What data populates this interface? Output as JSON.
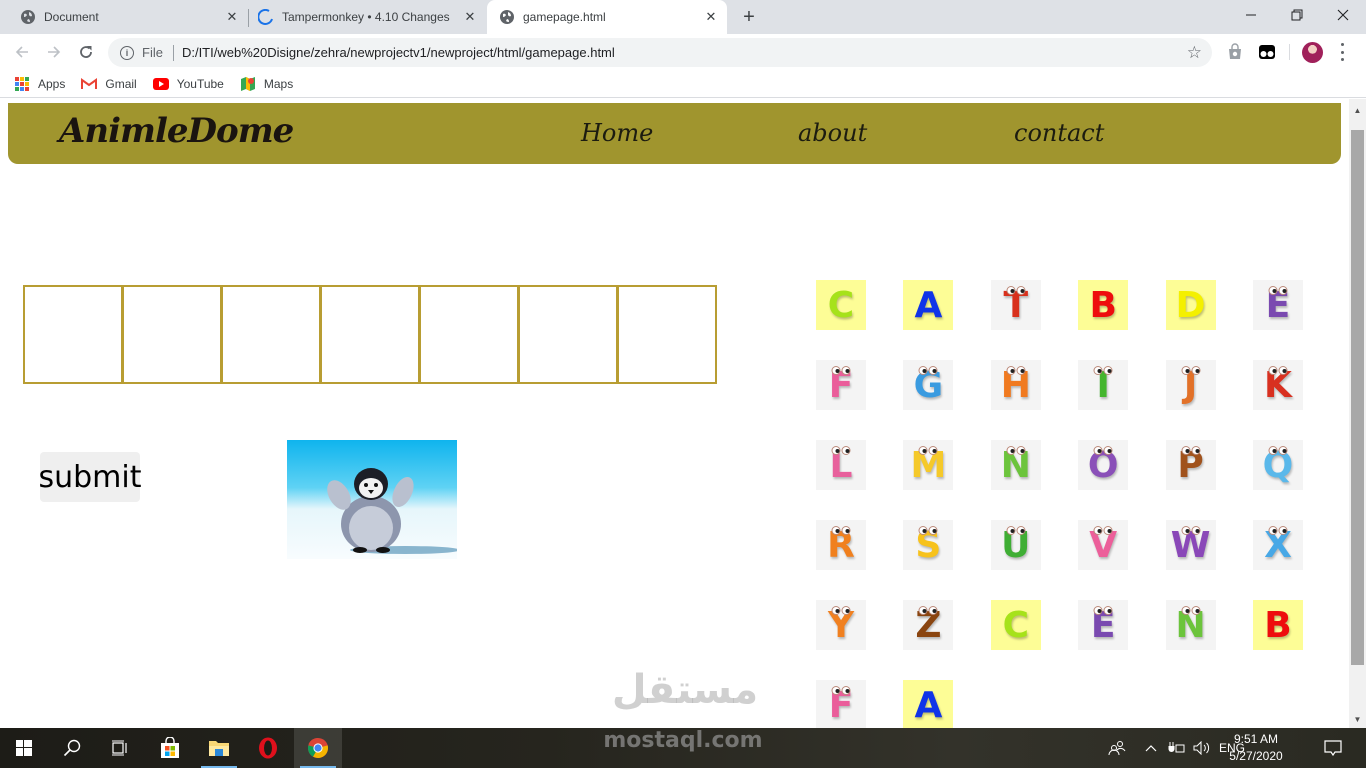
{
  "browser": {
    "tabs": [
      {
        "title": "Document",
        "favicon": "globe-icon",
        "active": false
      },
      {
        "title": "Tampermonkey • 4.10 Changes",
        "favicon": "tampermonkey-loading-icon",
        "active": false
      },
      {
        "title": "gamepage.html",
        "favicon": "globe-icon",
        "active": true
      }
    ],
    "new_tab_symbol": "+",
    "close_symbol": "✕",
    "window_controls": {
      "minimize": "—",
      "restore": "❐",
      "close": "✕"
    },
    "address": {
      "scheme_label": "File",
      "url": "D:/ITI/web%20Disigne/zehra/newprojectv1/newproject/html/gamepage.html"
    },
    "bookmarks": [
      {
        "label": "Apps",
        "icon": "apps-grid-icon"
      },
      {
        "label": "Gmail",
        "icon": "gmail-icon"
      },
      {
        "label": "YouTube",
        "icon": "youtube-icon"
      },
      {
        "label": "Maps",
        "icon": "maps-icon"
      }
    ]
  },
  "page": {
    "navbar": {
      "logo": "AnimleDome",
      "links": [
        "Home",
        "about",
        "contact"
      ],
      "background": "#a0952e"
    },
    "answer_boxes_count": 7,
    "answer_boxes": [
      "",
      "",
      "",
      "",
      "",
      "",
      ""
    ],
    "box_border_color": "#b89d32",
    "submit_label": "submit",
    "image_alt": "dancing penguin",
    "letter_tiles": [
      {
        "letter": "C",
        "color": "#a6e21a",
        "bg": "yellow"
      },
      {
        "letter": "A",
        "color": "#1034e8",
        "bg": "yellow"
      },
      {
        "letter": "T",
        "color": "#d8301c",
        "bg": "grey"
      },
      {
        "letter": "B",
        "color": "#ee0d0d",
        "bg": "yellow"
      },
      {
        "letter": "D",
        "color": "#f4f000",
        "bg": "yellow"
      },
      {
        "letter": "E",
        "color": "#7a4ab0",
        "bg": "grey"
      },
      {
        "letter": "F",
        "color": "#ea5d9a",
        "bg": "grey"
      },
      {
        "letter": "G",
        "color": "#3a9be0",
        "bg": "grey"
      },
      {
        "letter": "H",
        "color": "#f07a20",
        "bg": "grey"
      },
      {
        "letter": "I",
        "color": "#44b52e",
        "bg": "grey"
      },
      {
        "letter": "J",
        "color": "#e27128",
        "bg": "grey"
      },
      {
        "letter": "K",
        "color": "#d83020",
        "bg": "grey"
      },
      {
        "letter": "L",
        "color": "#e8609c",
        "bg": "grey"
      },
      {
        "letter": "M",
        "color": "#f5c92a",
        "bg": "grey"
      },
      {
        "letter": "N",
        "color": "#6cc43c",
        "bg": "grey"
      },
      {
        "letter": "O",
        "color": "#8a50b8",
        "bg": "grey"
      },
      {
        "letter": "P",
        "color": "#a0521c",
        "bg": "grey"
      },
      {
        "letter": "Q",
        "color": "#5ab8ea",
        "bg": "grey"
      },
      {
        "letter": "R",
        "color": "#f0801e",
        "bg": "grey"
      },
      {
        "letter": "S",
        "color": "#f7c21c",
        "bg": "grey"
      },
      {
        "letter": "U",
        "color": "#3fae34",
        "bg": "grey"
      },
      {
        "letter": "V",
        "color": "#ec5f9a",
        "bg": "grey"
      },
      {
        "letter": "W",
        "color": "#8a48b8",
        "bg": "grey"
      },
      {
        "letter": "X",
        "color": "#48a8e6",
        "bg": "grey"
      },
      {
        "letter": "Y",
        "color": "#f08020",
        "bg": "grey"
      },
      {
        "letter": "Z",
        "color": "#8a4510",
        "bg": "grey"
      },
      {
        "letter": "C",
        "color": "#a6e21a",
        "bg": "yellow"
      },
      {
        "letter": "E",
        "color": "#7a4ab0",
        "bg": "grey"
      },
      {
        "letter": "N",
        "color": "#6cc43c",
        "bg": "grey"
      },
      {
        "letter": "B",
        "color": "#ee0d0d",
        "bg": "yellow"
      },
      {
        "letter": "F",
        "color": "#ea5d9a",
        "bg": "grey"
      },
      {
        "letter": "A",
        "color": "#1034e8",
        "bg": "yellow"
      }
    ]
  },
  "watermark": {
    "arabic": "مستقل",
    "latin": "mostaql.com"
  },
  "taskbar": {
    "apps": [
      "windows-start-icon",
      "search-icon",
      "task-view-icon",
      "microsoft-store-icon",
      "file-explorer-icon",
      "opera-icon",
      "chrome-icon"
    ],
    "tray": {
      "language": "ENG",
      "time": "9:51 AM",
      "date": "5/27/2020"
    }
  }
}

────────────────────

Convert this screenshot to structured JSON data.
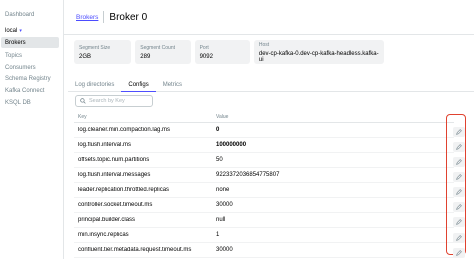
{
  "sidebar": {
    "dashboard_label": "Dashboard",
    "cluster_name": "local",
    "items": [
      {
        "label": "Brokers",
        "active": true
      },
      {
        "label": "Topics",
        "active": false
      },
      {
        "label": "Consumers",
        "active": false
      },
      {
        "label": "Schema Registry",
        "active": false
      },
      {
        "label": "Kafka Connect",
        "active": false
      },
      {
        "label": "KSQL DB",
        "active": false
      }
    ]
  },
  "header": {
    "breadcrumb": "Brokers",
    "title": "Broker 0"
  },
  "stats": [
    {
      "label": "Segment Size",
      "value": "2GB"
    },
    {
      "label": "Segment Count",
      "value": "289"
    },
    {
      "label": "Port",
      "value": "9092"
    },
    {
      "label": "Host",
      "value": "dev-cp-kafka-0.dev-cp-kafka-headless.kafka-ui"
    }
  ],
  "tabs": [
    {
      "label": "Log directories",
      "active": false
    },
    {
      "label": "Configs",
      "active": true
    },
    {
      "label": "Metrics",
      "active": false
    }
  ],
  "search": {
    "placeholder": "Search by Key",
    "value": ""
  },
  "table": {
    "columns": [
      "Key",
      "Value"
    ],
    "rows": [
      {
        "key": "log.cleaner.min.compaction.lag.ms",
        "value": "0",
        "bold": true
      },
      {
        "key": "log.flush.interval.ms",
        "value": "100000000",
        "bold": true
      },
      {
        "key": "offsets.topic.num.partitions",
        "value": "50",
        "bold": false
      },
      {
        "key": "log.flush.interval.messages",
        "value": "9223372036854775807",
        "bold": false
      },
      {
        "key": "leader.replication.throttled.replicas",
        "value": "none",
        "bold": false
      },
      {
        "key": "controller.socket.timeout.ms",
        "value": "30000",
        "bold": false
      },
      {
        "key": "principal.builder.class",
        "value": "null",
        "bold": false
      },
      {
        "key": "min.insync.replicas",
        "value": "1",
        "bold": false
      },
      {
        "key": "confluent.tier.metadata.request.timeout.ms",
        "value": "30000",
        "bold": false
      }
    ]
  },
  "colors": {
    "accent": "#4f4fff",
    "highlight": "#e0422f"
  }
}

────────────────────

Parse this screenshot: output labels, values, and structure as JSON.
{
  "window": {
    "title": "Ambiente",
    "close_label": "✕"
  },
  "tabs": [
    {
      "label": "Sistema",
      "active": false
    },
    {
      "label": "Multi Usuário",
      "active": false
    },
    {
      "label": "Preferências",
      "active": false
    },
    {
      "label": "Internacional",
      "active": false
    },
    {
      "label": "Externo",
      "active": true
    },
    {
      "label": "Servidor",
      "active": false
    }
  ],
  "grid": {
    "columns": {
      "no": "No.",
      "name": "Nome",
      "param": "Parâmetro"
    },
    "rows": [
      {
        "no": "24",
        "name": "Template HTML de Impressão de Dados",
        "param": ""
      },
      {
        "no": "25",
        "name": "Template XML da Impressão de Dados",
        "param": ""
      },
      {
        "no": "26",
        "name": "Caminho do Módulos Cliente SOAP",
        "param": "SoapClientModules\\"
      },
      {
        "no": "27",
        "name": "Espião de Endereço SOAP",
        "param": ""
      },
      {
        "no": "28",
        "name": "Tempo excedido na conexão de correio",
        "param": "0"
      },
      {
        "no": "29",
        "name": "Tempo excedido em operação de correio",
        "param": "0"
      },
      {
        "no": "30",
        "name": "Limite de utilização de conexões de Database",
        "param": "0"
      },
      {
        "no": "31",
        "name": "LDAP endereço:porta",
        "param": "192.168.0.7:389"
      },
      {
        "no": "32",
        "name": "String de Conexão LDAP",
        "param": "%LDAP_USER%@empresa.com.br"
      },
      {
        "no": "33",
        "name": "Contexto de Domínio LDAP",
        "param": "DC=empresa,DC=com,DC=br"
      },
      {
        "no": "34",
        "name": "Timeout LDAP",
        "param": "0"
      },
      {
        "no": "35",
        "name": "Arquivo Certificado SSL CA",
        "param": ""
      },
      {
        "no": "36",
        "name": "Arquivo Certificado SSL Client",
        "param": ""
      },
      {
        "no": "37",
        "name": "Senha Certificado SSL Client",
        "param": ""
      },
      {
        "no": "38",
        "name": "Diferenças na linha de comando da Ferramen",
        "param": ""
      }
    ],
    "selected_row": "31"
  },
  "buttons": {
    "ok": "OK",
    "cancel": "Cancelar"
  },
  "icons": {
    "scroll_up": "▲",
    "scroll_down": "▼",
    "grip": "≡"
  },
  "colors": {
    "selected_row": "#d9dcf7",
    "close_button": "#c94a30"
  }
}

────────────────────

PROMPT: Go through the data and gather every line that holds "Dados".

RESPONSE TO THE EXERCISE:
        "name": "Template HTML de Impressão de Dados",
        "name": "Template XML da Impressão de Dados",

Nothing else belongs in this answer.